**WRITTEN REQUEST**
For every line in the data below that contains "compétence", copy the line.

**PROVIDED DATA**
+ + + +

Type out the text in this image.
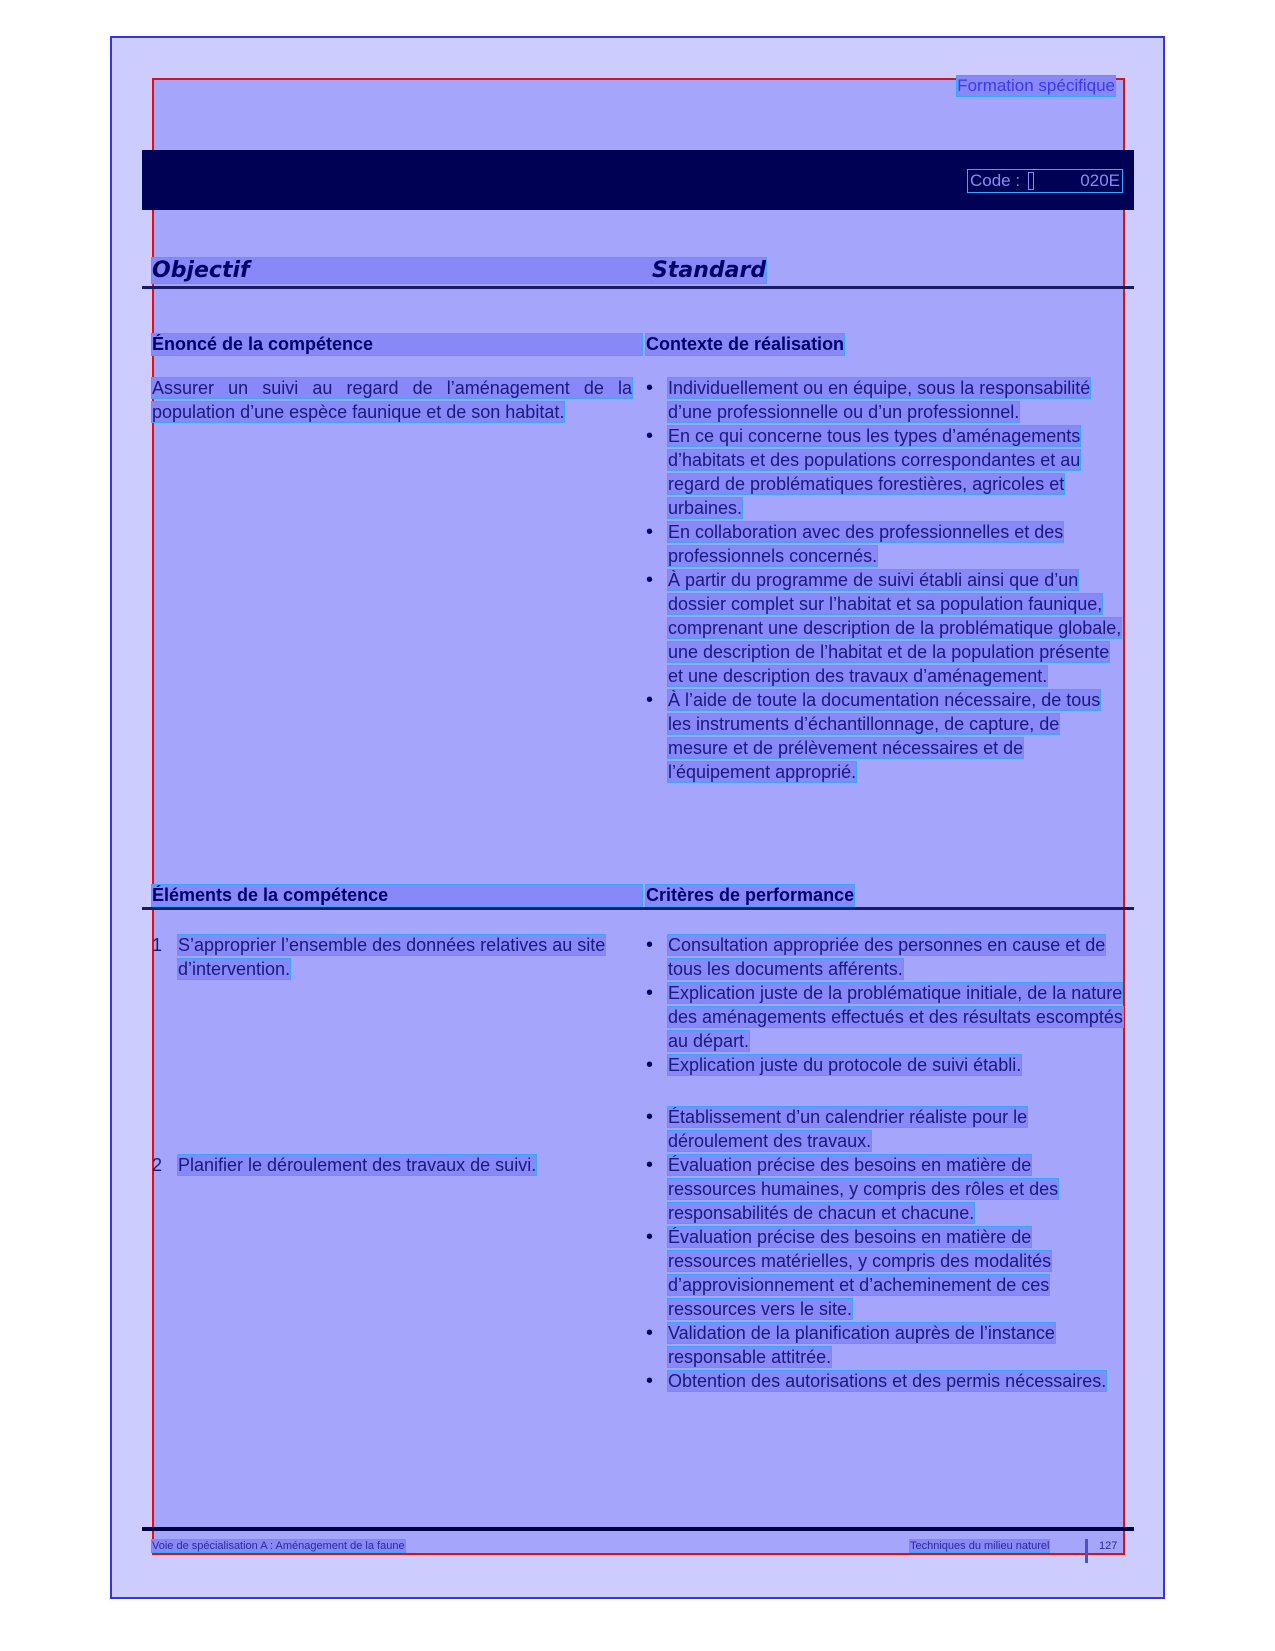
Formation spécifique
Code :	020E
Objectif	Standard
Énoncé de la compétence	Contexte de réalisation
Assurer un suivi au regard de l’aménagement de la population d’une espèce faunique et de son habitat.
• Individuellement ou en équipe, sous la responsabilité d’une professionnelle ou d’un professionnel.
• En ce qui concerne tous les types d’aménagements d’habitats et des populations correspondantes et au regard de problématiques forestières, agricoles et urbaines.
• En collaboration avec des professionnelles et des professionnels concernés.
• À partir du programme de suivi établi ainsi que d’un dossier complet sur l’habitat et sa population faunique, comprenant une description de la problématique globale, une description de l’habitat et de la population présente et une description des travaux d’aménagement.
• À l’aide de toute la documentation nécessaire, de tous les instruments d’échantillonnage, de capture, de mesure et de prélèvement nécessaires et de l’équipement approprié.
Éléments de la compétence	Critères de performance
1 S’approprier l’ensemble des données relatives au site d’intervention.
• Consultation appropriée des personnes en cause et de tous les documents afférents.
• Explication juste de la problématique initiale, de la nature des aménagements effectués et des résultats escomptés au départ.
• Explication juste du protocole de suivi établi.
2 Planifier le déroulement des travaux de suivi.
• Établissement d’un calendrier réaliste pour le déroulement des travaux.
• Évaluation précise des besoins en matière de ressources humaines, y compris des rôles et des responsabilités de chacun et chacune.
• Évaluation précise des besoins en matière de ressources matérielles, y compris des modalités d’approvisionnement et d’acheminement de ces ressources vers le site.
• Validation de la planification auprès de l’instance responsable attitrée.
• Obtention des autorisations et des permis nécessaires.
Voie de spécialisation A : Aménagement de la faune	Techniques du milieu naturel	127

+ + + +

**ANSWER**
Énoncé de la compétence	Contexte de réalisation
Éléments de la compétence	Critères de performance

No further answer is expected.